## Work instructions
Will you give every entry again exactly as it stands?

## Extracted data
· · · ·

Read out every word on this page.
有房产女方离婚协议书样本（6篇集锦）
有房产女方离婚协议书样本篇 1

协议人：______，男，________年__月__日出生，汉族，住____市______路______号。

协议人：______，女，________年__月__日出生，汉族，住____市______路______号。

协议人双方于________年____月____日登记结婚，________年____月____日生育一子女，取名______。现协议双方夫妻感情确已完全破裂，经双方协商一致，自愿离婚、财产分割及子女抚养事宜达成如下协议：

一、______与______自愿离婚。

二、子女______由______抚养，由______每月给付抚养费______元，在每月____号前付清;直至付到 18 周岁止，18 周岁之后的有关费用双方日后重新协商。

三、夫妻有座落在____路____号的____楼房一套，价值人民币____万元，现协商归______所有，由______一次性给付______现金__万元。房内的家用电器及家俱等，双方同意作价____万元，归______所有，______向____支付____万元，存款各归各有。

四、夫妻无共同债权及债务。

· · · ·

## Complete output
Read out every word on this page.
有房产女方离婚协议书样本（6篇集锦）
有房产女方离婚协议书样本篇 1

协议人：______，男，________年__月__日出生，汉族，住____市______路______号。

协议人：______，女，________年__月__日出生，汉族，住____市______路______号。

协议人双方于________年____月____日登记结婚，________年____月____日生育一子女，取名______。现协议双方夫妻感情确已完全破裂，经双方协商一致，自愿离婚、财产分割及子女抚养事宜达成如下协议：

一、______与______自愿离婚。

二、子女______由______抚养，由______每月给付抚养费______元，在每月____号前付清;直至付到 18 周岁止，18 周岁之后的有关费用双方日后重新协商。

三、夫妻有座落在____路____号的____楼房一套，价值人民币____万元，现协商归______所有，由______一次性给付______现金__万元。房内的家用电器及家俱等，双方同意作价____万元，归______所有，______向____支付____万元，存款各归各有。

四、夫妻无共同债权及债务。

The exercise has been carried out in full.